▸ **EXERCISE DESCRIPTION**:
All of the material below is to be returned exactly.

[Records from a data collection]
━━━━━━━━━━━━━━━━

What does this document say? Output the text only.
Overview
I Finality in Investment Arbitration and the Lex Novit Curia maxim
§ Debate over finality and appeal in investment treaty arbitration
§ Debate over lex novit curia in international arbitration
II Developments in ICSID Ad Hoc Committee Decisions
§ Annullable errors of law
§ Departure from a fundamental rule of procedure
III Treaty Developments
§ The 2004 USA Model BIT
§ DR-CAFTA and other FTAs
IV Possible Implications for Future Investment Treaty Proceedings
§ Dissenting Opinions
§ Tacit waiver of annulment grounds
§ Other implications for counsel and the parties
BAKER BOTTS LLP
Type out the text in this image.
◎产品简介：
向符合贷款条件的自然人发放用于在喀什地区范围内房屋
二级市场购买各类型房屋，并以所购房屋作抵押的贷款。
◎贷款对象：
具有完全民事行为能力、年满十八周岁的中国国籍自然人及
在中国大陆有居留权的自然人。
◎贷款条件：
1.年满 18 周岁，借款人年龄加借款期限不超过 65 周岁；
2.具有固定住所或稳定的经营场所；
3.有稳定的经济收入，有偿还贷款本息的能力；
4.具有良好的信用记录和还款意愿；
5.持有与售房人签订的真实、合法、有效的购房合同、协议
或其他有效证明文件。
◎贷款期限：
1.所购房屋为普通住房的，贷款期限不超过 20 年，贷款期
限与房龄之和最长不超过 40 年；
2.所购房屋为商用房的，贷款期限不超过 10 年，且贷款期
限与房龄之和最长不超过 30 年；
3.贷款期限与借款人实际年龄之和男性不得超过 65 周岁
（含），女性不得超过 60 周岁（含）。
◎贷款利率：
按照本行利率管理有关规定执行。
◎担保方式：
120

━━━━━━━━━━━━━━━━

▸ **CORRECT ANSWER**:
What does this document say? Output the text only.
Overview
I Finality in Investment Arbitration and the Lex Novit Curia maxim
§ Debate over finality and appeal in investment treaty arbitration
§ Debate over lex novit curia in international arbitration
II Developments in ICSID Ad Hoc Committee Decisions
§ Annullable errors of law
§ Departure from a fundamental rule of procedure
III Treaty Developments
§ The 2004 USA Model BIT
§ DR-CAFTA and other FTAs
IV Possible Implications for Future Investment Treaty Proceedings
§ Dissenting Opinions
§ Tacit waiver of annulment grounds
§ Other implications for counsel and the parties
BAKER BOTTS LLP
Type out the text in this image.
◎产品简介：
向符合贷款条件的自然人发放用于在喀什地区范围内房屋
二级市场购买各类型房屋，并以所购房屋作抵押的贷款。
◎贷款对象：
具有完全民事行为能力、年满十八周岁的中国国籍自然人及
在中国大陆有居留权的自然人。
◎贷款条件：
1.年满 18 周岁，借款人年龄加借款期限不超过 65 周岁；
2.具有固定住所或稳定的经营场所；
3.有稳定的经济收入，有偿还贷款本息的能力；
4.具有良好的信用记录和还款意愿；
5.持有与售房人签订的真实、合法、有效的购房合同、协议
或其他有效证明文件。
◎贷款期限：
1.所购房屋为普通住房的，贷款期限不超过 20 年，贷款期
限与房龄之和最长不超过 40 年；
2.所购房屋为商用房的，贷款期限不超过 10 年，且贷款期
限与房龄之和最长不超过 30 年；
3.贷款期限与借款人实际年龄之和男性不得超过 65 周岁
（含），女性不得超过 60 周岁（含）。
◎贷款利率：
按照本行利率管理有关规定执行。
◎担保方式：
120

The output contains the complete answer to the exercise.